▶ **TASK**: Copy the entries below exactly. Images do not belong in the copy.

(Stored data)
★ ★ ★ ★ ★
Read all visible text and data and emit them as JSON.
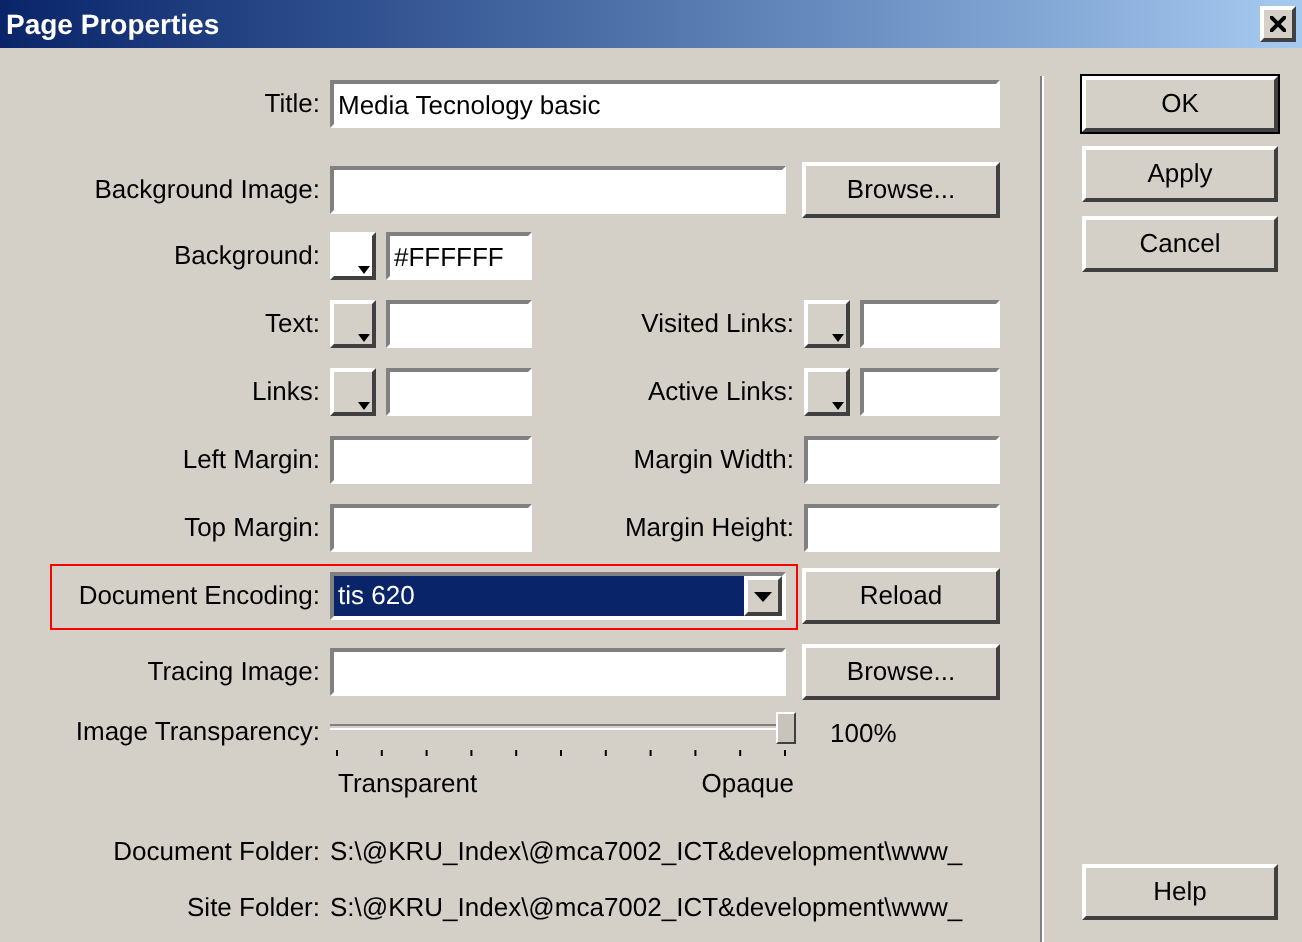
{
  "window": {
    "title": "Page Properties"
  },
  "title_field": {
    "label": "Title:",
    "value": "Media Tecnology basic"
  },
  "background_image": {
    "label": "Background Image:",
    "button": "Browse..."
  },
  "background": {
    "label": "Background:",
    "value": "#FFFFFF"
  },
  "pair_rows": [
    {
      "left": {
        "label": "Text:",
        "kind": "color"
      },
      "right": {
        "label": "Visited Links:",
        "kind": "color"
      }
    },
    {
      "left": {
        "label": "Links:",
        "kind": "color"
      },
      "right": {
        "label": "Active Links:",
        "kind": "color"
      }
    },
    {
      "left": {
        "label": "Left Margin:",
        "kind": "text"
      },
      "right": {
        "label": "Margin Width:",
        "kind": "text"
      }
    },
    {
      "left": {
        "label": "Top Margin:",
        "kind": "text"
      },
      "right": {
        "label": "Margin Height:",
        "kind": "text"
      }
    }
  ],
  "encoding": {
    "label": "Document Encoding:",
    "value": "tis 620",
    "button": "Reload",
    "highlighted": true
  },
  "tracing_image": {
    "label": "Tracing Image:",
    "button": "Browse..."
  },
  "transparency": {
    "label": "Image Transparency:",
    "level": 1.0,
    "reading": "100%",
    "min_label": "Transparent",
    "max_label": "Opaque"
  },
  "folders": [
    {
      "label": "Document Folder:",
      "value": "S:\\@KRU_Index\\@mca7002_ICT&development\\www_"
    },
    {
      "label": "Site Folder:",
      "value": "S:\\@KRU_Index\\@mca7002_ICT&development\\www_"
    }
  ],
  "buttons": [
    {
      "label": "OK",
      "default": true
    },
    {
      "label": "Apply",
      "default": false
    },
    {
      "label": "Cancel",
      "default": false
    }
  ],
  "help_button": "Help"
}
★ ★ ★ ★ ★
▶ **FINAL RESULT**:
Read all visible text and data and emit them as JSON.
{
  "window": {
    "title": "Page Properties"
  },
  "title_field": {
    "label": "Title:",
    "value": "Media Tecnology basic"
  },
  "background_image": {
    "label": "Background Image:",
    "button": "Browse..."
  },
  "background": {
    "label": "Background:",
    "value": "#FFFFFF"
  },
  "pair_rows": [
    {
      "left": {
        "label": "Text:",
        "kind": "color"
      },
      "right": {
        "label": "Visited Links:",
        "kind": "color"
      }
    },
    {
      "left": {
        "label": "Links:",
        "kind": "color"
      },
      "right": {
        "label": "Active Links:",
        "kind": "color"
      }
    },
    {
      "left": {
        "label": "Left Margin:",
        "kind": "text"
      },
      "right": {
        "label": "Margin Width:",
        "kind": "text"
      }
    },
    {
      "left": {
        "label": "Top Margin:",
        "kind": "text"
      },
      "right": {
        "label": "Margin Height:",
        "kind": "text"
      }
    }
  ],
  "encoding": {
    "label": "Document Encoding:",
    "value": "tis 620",
    "button": "Reload",
    "highlighted": true
  },
  "tracing_image": {
    "label": "Tracing Image:",
    "button": "Browse..."
  },
  "transparency": {
    "label": "Image Transparency:",
    "level": 1.0,
    "reading": "100%",
    "min_label": "Transparent",
    "max_label": "Opaque"
  },
  "folders": [
    {
      "label": "Document Folder:",
      "value": "S:\\@KRU_Index\\@mca7002_ICT&development\\www_"
    },
    {
      "label": "Site Folder:",
      "value": "S:\\@KRU_Index\\@mca7002_ICT&development\\www_"
    }
  ],
  "buttons": [
    {
      "label": "OK",
      "default": true
    },
    {
      "label": "Apply",
      "default": false
    },
    {
      "label": "Cancel",
      "default": false
    }
  ],
  "help_button": "Help"
}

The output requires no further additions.